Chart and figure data
━━━━━━━━━━━━━━━━━━━━━━━━━━━━━━

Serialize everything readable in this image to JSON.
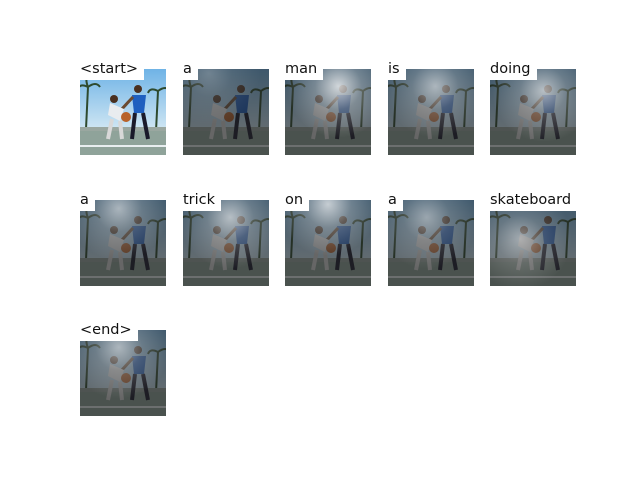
{
  "figure": {
    "tokens": [
      "<start>",
      "a",
      "man",
      "is",
      "doing",
      "a",
      "trick",
      "on",
      "a",
      "skateboard",
      "<end>"
    ]
  },
  "attention_peaks": [
    {
      "fx": 0.5,
      "fy": 0.5,
      "strength": 0.0
    },
    {
      "fx": 0.3,
      "fy": 0.05,
      "strength": 0.25
    },
    {
      "fx": 0.62,
      "fy": 0.2,
      "strength": 0.75
    },
    {
      "fx": 0.55,
      "fy": 0.2,
      "strength": 0.55
    },
    {
      "fx": 0.62,
      "fy": 0.25,
      "strength": 0.6
    },
    {
      "fx": 0.45,
      "fy": 0.1,
      "strength": 0.55
    },
    {
      "fx": 0.55,
      "fy": 0.2,
      "strength": 0.6
    },
    {
      "fx": 0.5,
      "fy": 0.05,
      "strength": 0.7
    },
    {
      "fx": 0.45,
      "fy": 0.2,
      "strength": 0.45
    },
    {
      "fx": 0.35,
      "fy": 0.45,
      "strength": 0.45
    },
    {
      "fx": 0.45,
      "fy": 0.2,
      "strength": 0.55
    }
  ],
  "colors": {
    "sky": "#6fb3e6",
    "ground": "#8fa39a",
    "shadow": "#202020",
    "highlight": "#ffffff"
  }
}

━━━━━━━━━━━━━━━━━━━━━━━━━━━━━━

Your instructions – Give the data above again in full and unchanged, skipping the pictures.

Solution below –
Serialize everything readable in this image to JSON.
{
  "figure": {
    "tokens": [
      "<start>",
      "a",
      "man",
      "is",
      "doing",
      "a",
      "trick",
      "on",
      "a",
      "skateboard",
      "<end>"
    ]
  },
  "attention_peaks": [
    {
      "fx": 0.5,
      "fy": 0.5,
      "strength": 0.0
    },
    {
      "fx": 0.3,
      "fy": 0.05,
      "strength": 0.25
    },
    {
      "fx": 0.62,
      "fy": 0.2,
      "strength": 0.75
    },
    {
      "fx": 0.55,
      "fy": 0.2,
      "strength": 0.55
    },
    {
      "fx": 0.62,
      "fy": 0.25,
      "strength": 0.6
    },
    {
      "fx": 0.45,
      "fy": 0.1,
      "strength": 0.55
    },
    {
      "fx": 0.55,
      "fy": 0.2,
      "strength": 0.6
    },
    {
      "fx": 0.5,
      "fy": 0.05,
      "strength": 0.7
    },
    {
      "fx": 0.45,
      "fy": 0.2,
      "strength": 0.45
    },
    {
      "fx": 0.35,
      "fy": 0.45,
      "strength": 0.45
    },
    {
      "fx": 0.45,
      "fy": 0.2,
      "strength": 0.55
    }
  ],
  "colors": {
    "sky": "#6fb3e6",
    "ground": "#8fa39a",
    "shadow": "#202020",
    "highlight": "#ffffff"
  }
}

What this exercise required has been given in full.